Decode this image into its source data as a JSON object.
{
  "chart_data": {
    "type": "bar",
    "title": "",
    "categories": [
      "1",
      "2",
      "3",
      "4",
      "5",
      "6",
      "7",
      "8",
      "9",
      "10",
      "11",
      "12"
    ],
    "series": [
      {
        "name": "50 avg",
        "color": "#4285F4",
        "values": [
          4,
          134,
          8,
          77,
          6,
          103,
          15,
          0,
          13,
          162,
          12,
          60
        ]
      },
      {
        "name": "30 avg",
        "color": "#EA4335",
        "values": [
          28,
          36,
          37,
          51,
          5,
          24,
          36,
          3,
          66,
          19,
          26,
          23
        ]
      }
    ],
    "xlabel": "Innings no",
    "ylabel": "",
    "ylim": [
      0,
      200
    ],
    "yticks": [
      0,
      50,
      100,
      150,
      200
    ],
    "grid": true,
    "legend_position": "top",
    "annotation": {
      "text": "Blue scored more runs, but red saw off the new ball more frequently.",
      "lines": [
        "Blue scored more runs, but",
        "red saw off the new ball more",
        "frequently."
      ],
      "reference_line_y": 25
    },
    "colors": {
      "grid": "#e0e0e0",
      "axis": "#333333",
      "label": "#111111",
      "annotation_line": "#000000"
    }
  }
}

****************

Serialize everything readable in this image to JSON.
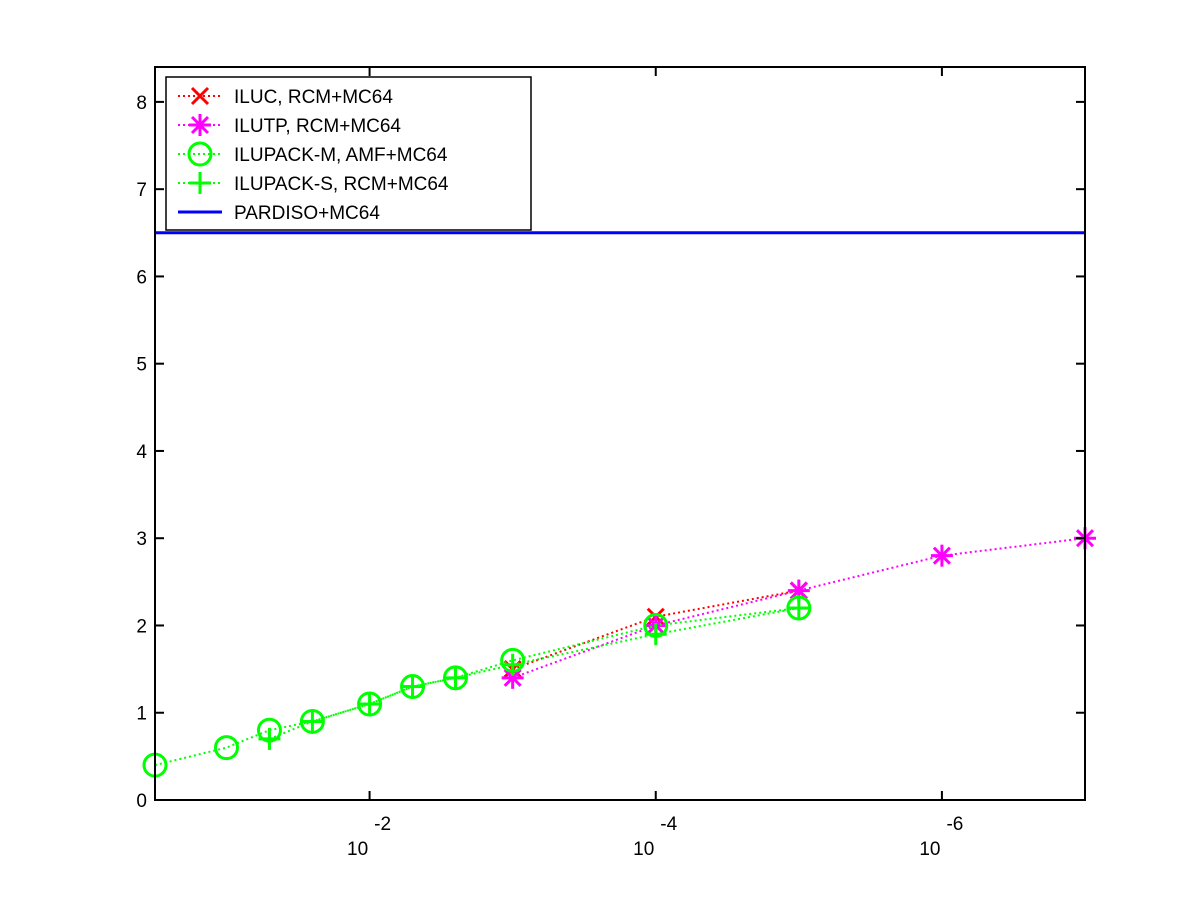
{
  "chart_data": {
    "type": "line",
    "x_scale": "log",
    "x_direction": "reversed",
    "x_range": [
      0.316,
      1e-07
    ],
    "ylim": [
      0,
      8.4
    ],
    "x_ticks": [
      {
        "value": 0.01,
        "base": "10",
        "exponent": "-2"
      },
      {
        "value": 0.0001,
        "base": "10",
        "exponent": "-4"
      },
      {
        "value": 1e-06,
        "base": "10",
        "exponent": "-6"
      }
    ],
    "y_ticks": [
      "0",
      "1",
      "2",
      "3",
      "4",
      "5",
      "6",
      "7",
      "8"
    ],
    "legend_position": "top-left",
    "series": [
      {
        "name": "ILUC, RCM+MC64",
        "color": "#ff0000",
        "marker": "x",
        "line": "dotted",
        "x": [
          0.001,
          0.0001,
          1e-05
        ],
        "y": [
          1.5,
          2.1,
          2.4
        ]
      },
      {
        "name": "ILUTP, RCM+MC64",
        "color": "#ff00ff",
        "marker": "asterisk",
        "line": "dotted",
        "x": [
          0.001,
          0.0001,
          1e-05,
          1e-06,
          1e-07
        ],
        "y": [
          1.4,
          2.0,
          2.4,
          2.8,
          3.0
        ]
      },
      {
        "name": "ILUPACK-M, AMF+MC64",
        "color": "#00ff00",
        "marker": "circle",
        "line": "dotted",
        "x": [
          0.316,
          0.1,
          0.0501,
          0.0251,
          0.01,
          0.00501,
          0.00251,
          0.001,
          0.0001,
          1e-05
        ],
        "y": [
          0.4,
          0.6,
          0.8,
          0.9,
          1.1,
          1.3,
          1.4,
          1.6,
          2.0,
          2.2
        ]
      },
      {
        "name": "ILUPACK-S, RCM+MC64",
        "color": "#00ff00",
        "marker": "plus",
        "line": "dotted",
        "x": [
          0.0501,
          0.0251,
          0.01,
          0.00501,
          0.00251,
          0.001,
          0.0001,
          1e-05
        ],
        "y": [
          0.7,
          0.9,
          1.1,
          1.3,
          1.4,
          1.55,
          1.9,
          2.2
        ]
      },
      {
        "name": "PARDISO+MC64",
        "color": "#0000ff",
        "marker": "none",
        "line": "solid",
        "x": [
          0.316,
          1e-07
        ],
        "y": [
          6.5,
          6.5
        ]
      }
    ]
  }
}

****************

SHORT TASK> In the listing above, find each line with the word "ILUPACK" and copy it.

EXERCISE ANSWER>
        "name": "ILUPACK-M, AMF+MC64",
        "name": "ILUPACK-S, RCM+MC64",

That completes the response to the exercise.